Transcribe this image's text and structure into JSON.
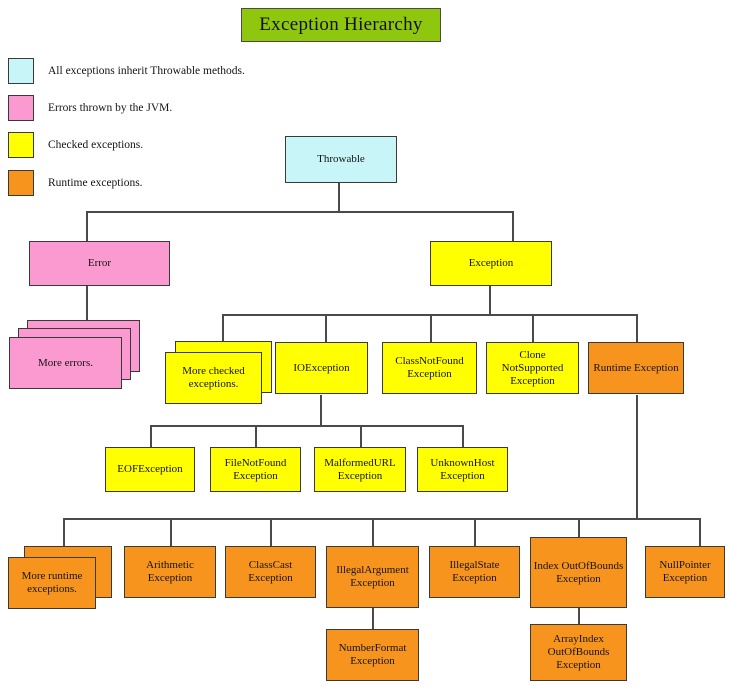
{
  "title": "Exception Hierarchy",
  "legend": {
    "items": [
      {
        "color": "#c8f5f8",
        "label": "All exceptions inherit Throwable methods.",
        "name": "legend-throwable"
      },
      {
        "color": "#fb9ad0",
        "label": "Errors thrown by the JVM.",
        "name": "legend-error"
      },
      {
        "color": "#ffff00",
        "label": "Checked exceptions.",
        "name": "legend-checked"
      },
      {
        "color": "#f7941d",
        "label": "Runtime exceptions.",
        "name": "legend-runtime"
      }
    ]
  },
  "colors": {
    "title_bg": "#8fc70f",
    "cyan": "#c8f5f8",
    "pink": "#fb9ad0",
    "yellow": "#ffff00",
    "orange": "#f7941d",
    "line": "#4a4a4a"
  },
  "nodes": {
    "throwable": "Throwable",
    "error": "Error",
    "more_errors": "More errors.",
    "exception": "Exception",
    "more_checked": "More checked exceptions.",
    "ioexception": "IOException",
    "class_not_found": "ClassNotFound Exception",
    "clone_not_supported": "Clone NotSupported Exception",
    "runtime_exception": "Runtime Exception",
    "eof_exception": "EOFException",
    "file_not_found": "FileNotFound Exception",
    "malformed_url": "MalformedURL Exception",
    "unknown_host": "UnknownHost Exception",
    "more_runtime": "More runtime exceptions.",
    "arithmetic": "Arithmetic Exception",
    "class_cast": "ClassCast Exception",
    "illegal_argument": "IllegalArgument Exception",
    "illegal_state": "IllegalState Exception",
    "index_out_of_bounds": "Index OutOfBounds Exception",
    "null_pointer": "NullPointer Exception",
    "number_format": "NumberFormat Exception",
    "array_index_out_of_bounds": "ArrayIndex OutOfBounds Exception"
  }
}
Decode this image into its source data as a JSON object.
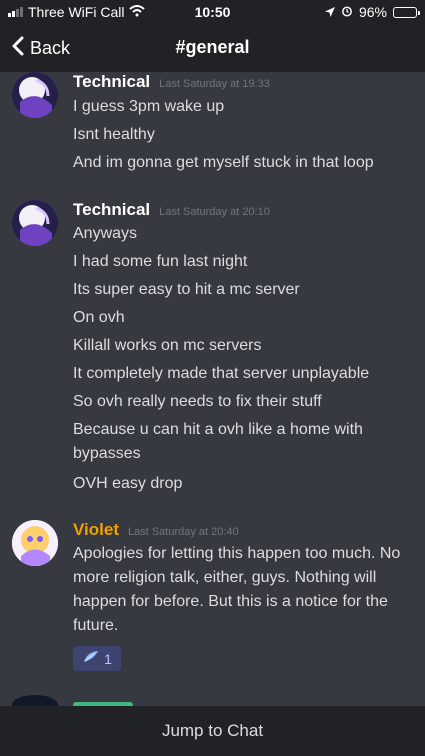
{
  "status": {
    "carrier": "Three WiFi Call",
    "time": "10:50",
    "battery": "96%",
    "battery_level": 0.96
  },
  "nav": {
    "back_label": "Back",
    "title": "#general"
  },
  "messages": [
    {
      "author": "Technical",
      "timestamp": "Last Saturday at 19:33",
      "lines": [
        "I guess 3pm wake up",
        "Isnt healthy",
        "And im gonna get myself stuck in that loop"
      ]
    },
    {
      "author": "Technical",
      "timestamp": "Last Saturday at 20:10",
      "lines": [
        "Anyways",
        "I had some fun last night",
        "Its super easy to hit a mc server",
        "On ovh",
        "Killall works on mc servers",
        "It completely made that server unplayable",
        "So ovh really needs to fix their stuff",
        "Because u can hit a ovh like a home with bypasses",
        "OVH easy drop"
      ]
    },
    {
      "author": "Violet",
      "author_color": "#f0a000",
      "timestamp": "Last Saturday at 20:40",
      "lines": [
        "Apologies for letting this happen too much. No more religion talk, either, guys. Nothing will happen for before. But this is a notice for the future."
      ],
      "reaction": {
        "icon": "feather-icon",
        "count": "1"
      }
    }
  ],
  "footer": {
    "jump_label": "Jump to Chat"
  }
}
--
=== PROBLEM TO WORK ON ===
Copy out each line exactly, without the pictures.

=== REPLY TO THE EXERCISE ===
Transcribe this image's text and structure into JSON.
{
  "title": "Exception Hierarchy",
  "legend": {
    "items": [
      {
        "color": "#c8f5f8",
        "label": "All exceptions inherit Throwable methods.",
        "name": "legend-throwable"
      },
      {
        "color": "#fb9ad0",
        "label": "Errors thrown by the JVM.",
        "name": "legend-error"
      },
      {
        "color": "#ffff00",
        "label": "Checked exceptions.",
        "name": "legend-checked"
      },
      {
        "color": "#f7941d",
        "label": "Runtime exceptions.",
        "name": "legend-runtime"
      }
    ]
  },
  "colors": {
    "title_bg": "#8fc70f",
    "cyan": "#c8f5f8",
    "pink": "#fb9ad0",
    "yellow": "#ffff00",
    "orange": "#f7941d",
    "line": "#4a4a4a"
  },
  "nodes": {
    "throwable": "Throwable",
    "error": "Error",
    "more_errors": "More errors.",
    "exception": "Exception",
    "more_checked": "More checked exceptions.",
    "ioexception": "IOException",
    "class_not_found": "ClassNotFound Exception",
    "clone_not_supported": "Clone NotSupported Exception",
    "runtime_exception": "Runtime Exception",
    "eof_exception": "EOFException",
    "file_not_found": "FileNotFound Exception",
    "malformed_url": "MalformedURL Exception",
    "unknown_host": "UnknownHost Exception",
    "more_runtime": "More runtime exceptions.",
    "arithmetic": "Arithmetic Exception",
    "class_cast": "ClassCast Exception",
    "illegal_argument": "IllegalArgument Exception",
    "illegal_state": "IllegalState Exception",
    "index_out_of_bounds": "Index OutOfBounds Exception",
    "null_pointer": "NullPointer Exception",
    "number_format": "NumberFormat Exception",
    "array_index_out_of_bounds": "ArrayIndex OutOfBounds Exception"
  }
}
Decode this image into its source data as a JSON object.
{
  "status": {
    "carrier": "Three WiFi Call",
    "time": "10:50",
    "battery": "96%",
    "battery_level": 0.96
  },
  "nav": {
    "back_label": "Back",
    "title": "#general"
  },
  "messages": [
    {
      "author": "Technical",
      "timestamp": "Last Saturday at 19:33",
      "lines": [
        "I guess 3pm wake up",
        "Isnt healthy",
        "And im gonna get myself stuck in that loop"
      ]
    },
    {
      "author": "Technical",
      "timestamp": "Last Saturday at 20:10",
      "lines": [
        "Anyways",
        "I had some fun last night",
        "Its super easy to hit a mc server",
        "On ovh",
        "Killall works on mc servers",
        "It completely made that server unplayable",
        "So ovh really needs to fix their stuff",
        "Because u can hit a ovh like a home with bypasses",
        "OVH easy drop"
      ]
    },
    {
      "author": "Violet",
      "author_color": "#f0a000",
      "timestamp": "Last Saturday at 20:40",
      "lines": [
        "Apologies for letting this happen too much. No more religion talk, either, guys. Nothing will happen for before. But this is a notice for the future."
      ],
      "reaction": {
        "icon": "feather-icon",
        "count": "1"
      }
    }
  ],
  "footer": {
    "jump_label": "Jump to Chat"
  }
}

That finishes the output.